- RECORDS
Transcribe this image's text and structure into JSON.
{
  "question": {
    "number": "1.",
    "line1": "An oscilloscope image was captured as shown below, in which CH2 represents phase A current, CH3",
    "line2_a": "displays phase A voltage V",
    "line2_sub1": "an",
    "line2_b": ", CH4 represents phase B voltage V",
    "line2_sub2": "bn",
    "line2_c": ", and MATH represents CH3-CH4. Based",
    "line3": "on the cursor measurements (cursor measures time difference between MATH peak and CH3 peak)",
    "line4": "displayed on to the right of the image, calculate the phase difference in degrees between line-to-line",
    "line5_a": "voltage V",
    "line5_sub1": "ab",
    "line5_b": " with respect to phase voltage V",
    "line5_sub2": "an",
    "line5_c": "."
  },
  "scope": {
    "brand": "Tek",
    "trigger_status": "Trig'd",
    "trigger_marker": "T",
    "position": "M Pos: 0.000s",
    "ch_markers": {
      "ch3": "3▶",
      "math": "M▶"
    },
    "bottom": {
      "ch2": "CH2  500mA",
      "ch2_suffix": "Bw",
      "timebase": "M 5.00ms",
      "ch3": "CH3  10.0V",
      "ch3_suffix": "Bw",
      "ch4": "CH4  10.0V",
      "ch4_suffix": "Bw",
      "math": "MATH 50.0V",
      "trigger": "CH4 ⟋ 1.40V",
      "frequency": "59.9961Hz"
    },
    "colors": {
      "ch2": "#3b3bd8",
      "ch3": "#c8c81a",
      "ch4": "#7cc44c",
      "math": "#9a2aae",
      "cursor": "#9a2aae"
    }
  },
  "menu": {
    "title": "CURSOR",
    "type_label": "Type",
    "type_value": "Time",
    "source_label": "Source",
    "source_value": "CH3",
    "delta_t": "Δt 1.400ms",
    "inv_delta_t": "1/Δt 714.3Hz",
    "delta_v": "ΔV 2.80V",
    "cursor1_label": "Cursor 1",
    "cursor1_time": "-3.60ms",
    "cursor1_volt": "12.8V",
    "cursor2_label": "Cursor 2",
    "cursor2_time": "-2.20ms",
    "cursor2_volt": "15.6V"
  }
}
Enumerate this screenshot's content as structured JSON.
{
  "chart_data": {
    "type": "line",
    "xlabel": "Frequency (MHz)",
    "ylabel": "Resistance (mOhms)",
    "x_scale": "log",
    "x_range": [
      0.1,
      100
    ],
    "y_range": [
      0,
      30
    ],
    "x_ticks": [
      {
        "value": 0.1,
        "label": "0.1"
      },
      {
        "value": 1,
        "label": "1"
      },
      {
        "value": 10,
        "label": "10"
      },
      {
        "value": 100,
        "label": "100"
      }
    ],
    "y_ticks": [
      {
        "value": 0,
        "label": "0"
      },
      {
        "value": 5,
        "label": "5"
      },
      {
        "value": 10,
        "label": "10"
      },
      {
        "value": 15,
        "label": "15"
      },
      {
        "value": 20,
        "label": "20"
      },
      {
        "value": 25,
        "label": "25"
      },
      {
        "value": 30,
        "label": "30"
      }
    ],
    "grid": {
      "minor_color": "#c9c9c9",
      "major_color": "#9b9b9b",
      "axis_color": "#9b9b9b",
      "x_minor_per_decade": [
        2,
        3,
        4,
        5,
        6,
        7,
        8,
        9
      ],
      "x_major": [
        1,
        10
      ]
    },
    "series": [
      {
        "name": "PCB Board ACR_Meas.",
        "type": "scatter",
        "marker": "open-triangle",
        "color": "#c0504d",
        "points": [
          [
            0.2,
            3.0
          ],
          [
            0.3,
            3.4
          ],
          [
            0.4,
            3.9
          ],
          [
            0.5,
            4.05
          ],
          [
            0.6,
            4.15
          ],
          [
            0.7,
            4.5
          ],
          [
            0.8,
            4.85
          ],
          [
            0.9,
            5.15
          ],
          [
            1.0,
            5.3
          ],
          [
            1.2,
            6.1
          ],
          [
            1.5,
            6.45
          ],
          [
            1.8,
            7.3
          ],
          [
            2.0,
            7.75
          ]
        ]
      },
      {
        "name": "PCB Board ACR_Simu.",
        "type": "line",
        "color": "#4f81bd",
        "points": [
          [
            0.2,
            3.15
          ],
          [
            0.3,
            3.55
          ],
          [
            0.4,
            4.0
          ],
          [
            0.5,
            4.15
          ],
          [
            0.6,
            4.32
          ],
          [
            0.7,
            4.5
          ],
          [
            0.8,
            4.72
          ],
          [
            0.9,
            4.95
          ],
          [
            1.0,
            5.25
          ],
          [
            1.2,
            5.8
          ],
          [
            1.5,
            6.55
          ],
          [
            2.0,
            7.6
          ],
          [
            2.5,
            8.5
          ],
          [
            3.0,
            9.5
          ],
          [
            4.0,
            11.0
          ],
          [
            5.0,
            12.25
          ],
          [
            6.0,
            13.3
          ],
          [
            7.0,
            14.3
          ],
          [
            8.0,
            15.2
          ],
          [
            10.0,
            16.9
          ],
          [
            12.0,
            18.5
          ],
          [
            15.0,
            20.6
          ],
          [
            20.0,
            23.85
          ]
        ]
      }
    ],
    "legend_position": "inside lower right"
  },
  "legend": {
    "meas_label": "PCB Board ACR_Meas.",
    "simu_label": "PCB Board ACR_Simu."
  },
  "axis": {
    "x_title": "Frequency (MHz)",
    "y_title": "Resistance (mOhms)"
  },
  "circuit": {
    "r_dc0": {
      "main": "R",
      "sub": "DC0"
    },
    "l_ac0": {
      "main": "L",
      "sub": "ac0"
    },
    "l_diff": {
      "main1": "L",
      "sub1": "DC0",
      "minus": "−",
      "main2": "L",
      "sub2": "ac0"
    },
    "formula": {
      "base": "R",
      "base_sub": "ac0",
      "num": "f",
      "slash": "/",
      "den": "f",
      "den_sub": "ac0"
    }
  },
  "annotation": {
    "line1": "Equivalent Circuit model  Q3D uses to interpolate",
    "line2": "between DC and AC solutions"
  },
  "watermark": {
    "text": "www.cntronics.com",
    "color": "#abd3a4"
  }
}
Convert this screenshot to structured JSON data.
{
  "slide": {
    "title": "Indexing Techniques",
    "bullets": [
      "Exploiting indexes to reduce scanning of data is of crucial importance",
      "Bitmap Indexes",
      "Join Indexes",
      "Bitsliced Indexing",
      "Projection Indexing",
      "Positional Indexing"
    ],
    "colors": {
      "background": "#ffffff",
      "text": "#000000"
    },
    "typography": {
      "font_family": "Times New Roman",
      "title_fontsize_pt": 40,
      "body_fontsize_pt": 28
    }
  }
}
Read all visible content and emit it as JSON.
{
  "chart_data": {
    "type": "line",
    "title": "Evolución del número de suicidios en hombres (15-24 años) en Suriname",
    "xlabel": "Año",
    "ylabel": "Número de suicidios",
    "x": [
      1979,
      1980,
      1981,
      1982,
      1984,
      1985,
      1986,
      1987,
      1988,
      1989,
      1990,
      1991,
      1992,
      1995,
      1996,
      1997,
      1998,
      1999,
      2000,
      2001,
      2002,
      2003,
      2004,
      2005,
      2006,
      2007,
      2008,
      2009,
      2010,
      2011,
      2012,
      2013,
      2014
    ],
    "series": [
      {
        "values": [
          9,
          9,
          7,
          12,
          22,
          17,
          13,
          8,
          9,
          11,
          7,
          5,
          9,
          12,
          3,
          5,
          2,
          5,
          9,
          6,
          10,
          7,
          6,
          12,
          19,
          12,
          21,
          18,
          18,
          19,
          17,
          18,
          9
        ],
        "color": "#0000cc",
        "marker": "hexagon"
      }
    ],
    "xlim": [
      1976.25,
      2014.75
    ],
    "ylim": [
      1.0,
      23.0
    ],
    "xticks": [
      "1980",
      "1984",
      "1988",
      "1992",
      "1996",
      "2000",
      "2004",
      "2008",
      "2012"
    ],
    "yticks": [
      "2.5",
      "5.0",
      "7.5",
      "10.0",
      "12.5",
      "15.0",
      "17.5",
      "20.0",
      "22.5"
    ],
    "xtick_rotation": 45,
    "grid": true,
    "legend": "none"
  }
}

- WHAT THIS TASK INVOLVES
Check each line of the entries above, and show every one holding the word "suicidios".

- REPLY
    "title": "Evolución del número de suicidios en hombres (15-24 años) en Suriname",
    "ylabel": "Número de suicidios",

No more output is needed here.